→ Task prompt:
Set each entry down verbatim, omitting images.

(Stored entries)
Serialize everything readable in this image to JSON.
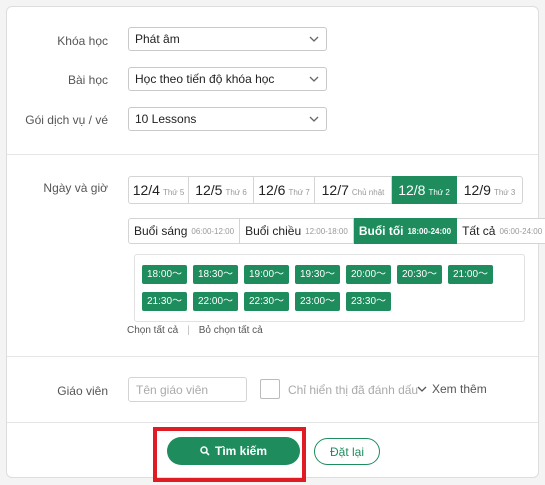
{
  "filters": {
    "course": {
      "label": "Khóa học",
      "value": "Phát âm"
    },
    "lesson": {
      "label": "Bài học",
      "value": "Học theo tiến độ khóa học"
    },
    "package": {
      "label": "Gói dịch vụ / vé",
      "value": "10 Lessons"
    }
  },
  "schedule": {
    "label": "Ngày và giờ",
    "dates": [
      {
        "date": "12/4",
        "weekday": "Thứ 5",
        "active": false
      },
      {
        "date": "12/5",
        "weekday": "Thứ 6",
        "active": false
      },
      {
        "date": "12/6",
        "weekday": "Thứ 7",
        "active": false
      },
      {
        "date": "12/7",
        "weekday": "Chủ nhật",
        "active": false
      },
      {
        "date": "12/8",
        "weekday": "Thứ 2",
        "active": true
      },
      {
        "date": "12/9",
        "weekday": "Thứ 3",
        "active": false
      }
    ],
    "sessions": [
      {
        "name": "Buổi sáng",
        "time": "06:00-12:00",
        "active": false
      },
      {
        "name": "Buổi chiều",
        "time": "12:00-18:00",
        "active": false
      },
      {
        "name": "Buổi tối",
        "time": "18:00-24:00",
        "active": true
      },
      {
        "name": "Tất cả",
        "time": "06:00-24:00",
        "active": false
      }
    ],
    "slots": [
      "18:00〜",
      "18:30〜",
      "19:00〜",
      "19:30〜",
      "20:00〜",
      "20:30〜",
      "21:00〜",
      "21:30〜",
      "22:00〜",
      "22:30〜",
      "23:00〜",
      "23:30〜"
    ],
    "select_all": "Chọn tất cả",
    "deselect_all": "Bỏ chọn tất cả"
  },
  "teacher": {
    "label": "Giáo viên",
    "placeholder": "Tên giáo viên",
    "bookmark_only": "Chỉ hiển thị đã đánh dấu",
    "see_more": "Xem thêm"
  },
  "actions": {
    "search": "Tìm kiếm",
    "reset": "Đặt lại"
  },
  "colors": {
    "accent": "#1e8c5d",
    "highlight": "#e01b24"
  }
}
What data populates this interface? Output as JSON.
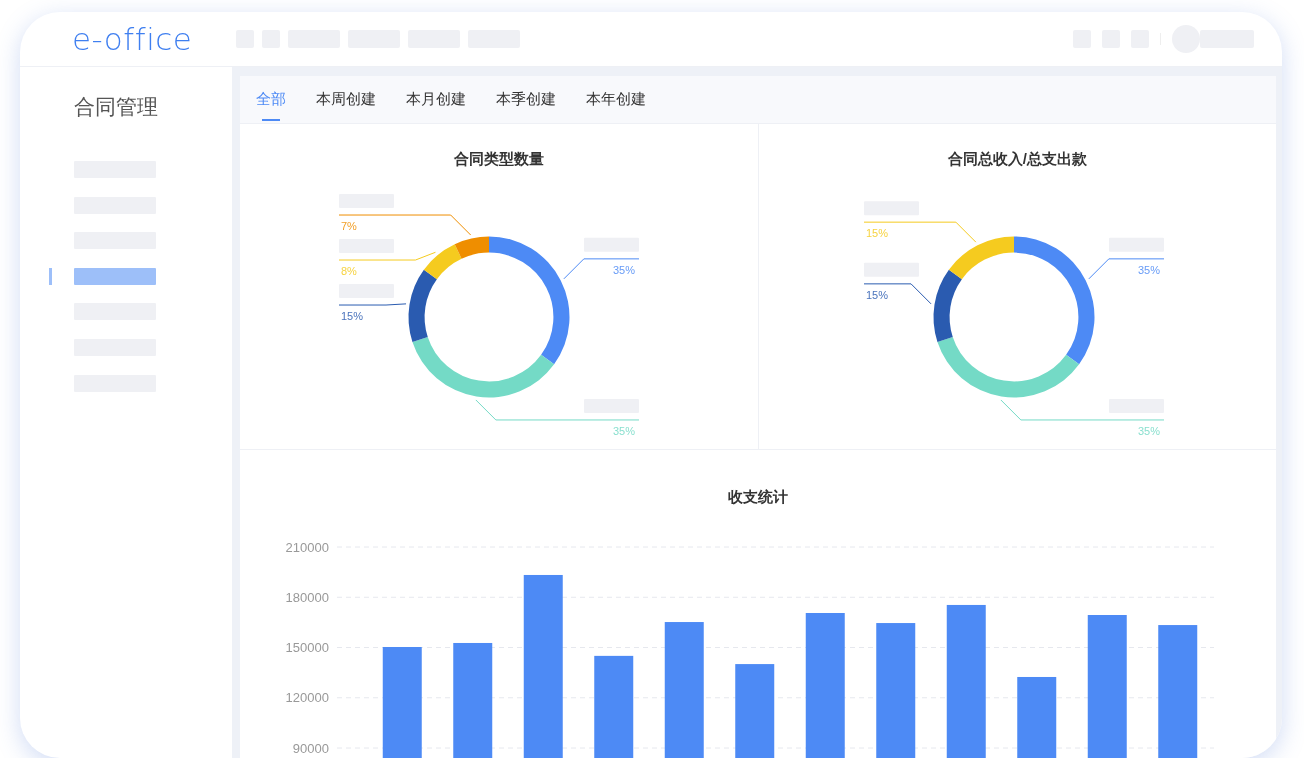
{
  "header": {
    "logo": "e-office"
  },
  "sidebar": {
    "title": "合同管理",
    "items": [
      {
        "selected": false
      },
      {
        "selected": false
      },
      {
        "selected": false
      },
      {
        "selected": true
      },
      {
        "selected": false
      },
      {
        "selected": false
      },
      {
        "selected": false
      }
    ]
  },
  "tabs": [
    {
      "label": "全部",
      "selected": true
    },
    {
      "label": "本周创建",
      "selected": false
    },
    {
      "label": "本月创建",
      "selected": false
    },
    {
      "label": "本季创建",
      "selected": false
    },
    {
      "label": "本年创建",
      "selected": false
    }
  ],
  "donut_charts": [
    {
      "title": "合同类型数量",
      "chart_data": {
        "type": "donut",
        "values": [
          35,
          35,
          15,
          8,
          7
        ],
        "value_labels": [
          "35%",
          "35%",
          "15%",
          "8%",
          "7%"
        ],
        "colors": [
          "#4d8af5",
          "#74dac6",
          "#2a5bb0",
          "#f5cb1f",
          "#ef8e00"
        ]
      }
    },
    {
      "title": "合同总收入/总支出款",
      "chart_data": {
        "type": "donut",
        "values": [
          35,
          35,
          15,
          15
        ],
        "value_labels": [
          "35%",
          "35%",
          "15%",
          "15%"
        ],
        "colors": [
          "#4d8af5",
          "#74dac6",
          "#2a5bb0",
          "#f5cb1f"
        ]
      }
    }
  ],
  "bar_chart": {
    "title": "收支统计",
    "chart_data": {
      "type": "bar",
      "values": [
        150300,
        152700,
        193300,
        145000,
        165200,
        140100,
        170600,
        164600,
        175400,
        132400,
        169400,
        163400
      ],
      "ylim": [
        90000,
        210000
      ],
      "grid": true,
      "yticks": [
        90000,
        120000,
        150000,
        180000,
        210000
      ],
      "color": "#4d8af5"
    }
  }
}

→ Response to this task:
Serialize everything readable in this image to JSON.
{
  "filters": {
    "course": {
      "label": "Khóa học",
      "value": "Phát âm"
    },
    "lesson": {
      "label": "Bài học",
      "value": "Học theo tiến độ khóa học"
    },
    "package": {
      "label": "Gói dịch vụ / vé",
      "value": "10 Lessons"
    }
  },
  "schedule": {
    "label": "Ngày và giờ",
    "dates": [
      {
        "date": "12/4",
        "weekday": "Thứ 5",
        "active": false
      },
      {
        "date": "12/5",
        "weekday": "Thứ 6",
        "active": false
      },
      {
        "date": "12/6",
        "weekday": "Thứ 7",
        "active": false
      },
      {
        "date": "12/7",
        "weekday": "Chủ nhật",
        "active": false
      },
      {
        "date": "12/8",
        "weekday": "Thứ 2",
        "active": true
      },
      {
        "date": "12/9",
        "weekday": "Thứ 3",
        "active": false
      }
    ],
    "sessions": [
      {
        "name": "Buổi sáng",
        "time": "06:00-12:00",
        "active": false
      },
      {
        "name": "Buổi chiều",
        "time": "12:00-18:00",
        "active": false
      },
      {
        "name": "Buổi tối",
        "time": "18:00-24:00",
        "active": true
      },
      {
        "name": "Tất cả",
        "time": "06:00-24:00",
        "active": false
      }
    ],
    "slots": [
      "18:00〜",
      "18:30〜",
      "19:00〜",
      "19:30〜",
      "20:00〜",
      "20:30〜",
      "21:00〜",
      "21:30〜",
      "22:00〜",
      "22:30〜",
      "23:00〜",
      "23:30〜"
    ],
    "select_all": "Chọn tất cả",
    "deselect_all": "Bỏ chọn tất cả"
  },
  "teacher": {
    "label": "Giáo viên",
    "placeholder": "Tên giáo viên",
    "bookmark_only": "Chỉ hiển thị đã đánh dấu",
    "see_more": "Xem thêm"
  },
  "actions": {
    "search": "Tìm kiếm",
    "reset": "Đặt lại"
  },
  "colors": {
    "accent": "#1e8c5d",
    "highlight": "#e01b24"
  }
}
What data populates this interface? Output as JSON.
{
  "header": {
    "logo": "e-office"
  },
  "sidebar": {
    "title": "合同管理",
    "items": [
      {
        "selected": false
      },
      {
        "selected": false
      },
      {
        "selected": false
      },
      {
        "selected": true
      },
      {
        "selected": false
      },
      {
        "selected": false
      },
      {
        "selected": false
      }
    ]
  },
  "tabs": [
    {
      "label": "全部",
      "selected": true
    },
    {
      "label": "本周创建",
      "selected": false
    },
    {
      "label": "本月创建",
      "selected": false
    },
    {
      "label": "本季创建",
      "selected": false
    },
    {
      "label": "本年创建",
      "selected": false
    }
  ],
  "donut_charts": [
    {
      "title": "合同类型数量",
      "chart_data": {
        "type": "donut",
        "values": [
          35,
          35,
          15,
          8,
          7
        ],
        "value_labels": [
          "35%",
          "35%",
          "15%",
          "8%",
          "7%"
        ],
        "colors": [
          "#4d8af5",
          "#74dac6",
          "#2a5bb0",
          "#f5cb1f",
          "#ef8e00"
        ]
      }
    },
    {
      "title": "合同总收入/总支出款",
      "chart_data": {
        "type": "donut",
        "values": [
          35,
          35,
          15,
          15
        ],
        "value_labels": [
          "35%",
          "35%",
          "15%",
          "15%"
        ],
        "colors": [
          "#4d8af5",
          "#74dac6",
          "#2a5bb0",
          "#f5cb1f"
        ]
      }
    }
  ],
  "bar_chart": {
    "title": "收支统计",
    "chart_data": {
      "type": "bar",
      "values": [
        150300,
        152700,
        193300,
        145000,
        165200,
        140100,
        170600,
        164600,
        175400,
        132400,
        169400,
        163400
      ],
      "ylim": [
        90000,
        210000
      ],
      "grid": true,
      "yticks": [
        90000,
        120000,
        150000,
        180000,
        210000
      ],
      "color": "#4d8af5"
    }
  }
}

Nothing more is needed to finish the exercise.